§ The request: List each line holding the string "vystyti".

§ Stored data:

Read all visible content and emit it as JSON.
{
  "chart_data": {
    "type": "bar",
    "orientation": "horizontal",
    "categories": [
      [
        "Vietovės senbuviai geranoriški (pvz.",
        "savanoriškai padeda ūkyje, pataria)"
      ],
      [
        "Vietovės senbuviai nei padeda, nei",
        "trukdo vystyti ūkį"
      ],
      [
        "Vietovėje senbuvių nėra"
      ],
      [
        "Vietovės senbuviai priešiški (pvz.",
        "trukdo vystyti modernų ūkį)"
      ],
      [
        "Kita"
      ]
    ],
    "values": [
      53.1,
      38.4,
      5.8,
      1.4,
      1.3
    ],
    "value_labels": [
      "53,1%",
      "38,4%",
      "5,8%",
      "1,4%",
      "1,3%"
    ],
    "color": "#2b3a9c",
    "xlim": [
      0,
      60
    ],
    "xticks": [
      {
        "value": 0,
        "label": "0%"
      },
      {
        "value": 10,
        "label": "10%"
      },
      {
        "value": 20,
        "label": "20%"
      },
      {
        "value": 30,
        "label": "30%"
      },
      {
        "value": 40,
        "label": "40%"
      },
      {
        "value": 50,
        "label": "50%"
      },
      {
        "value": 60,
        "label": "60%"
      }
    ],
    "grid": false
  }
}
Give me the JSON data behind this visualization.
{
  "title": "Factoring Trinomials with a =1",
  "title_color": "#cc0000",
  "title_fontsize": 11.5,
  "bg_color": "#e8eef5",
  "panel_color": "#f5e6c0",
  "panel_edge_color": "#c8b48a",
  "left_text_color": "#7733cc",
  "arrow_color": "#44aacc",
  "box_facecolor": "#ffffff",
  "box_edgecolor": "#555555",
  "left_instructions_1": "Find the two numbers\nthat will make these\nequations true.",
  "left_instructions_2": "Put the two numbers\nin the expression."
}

§ Written solution:
        "trukdo vystyti ūkį"
        "trukdo vystyti modernų ūkį)"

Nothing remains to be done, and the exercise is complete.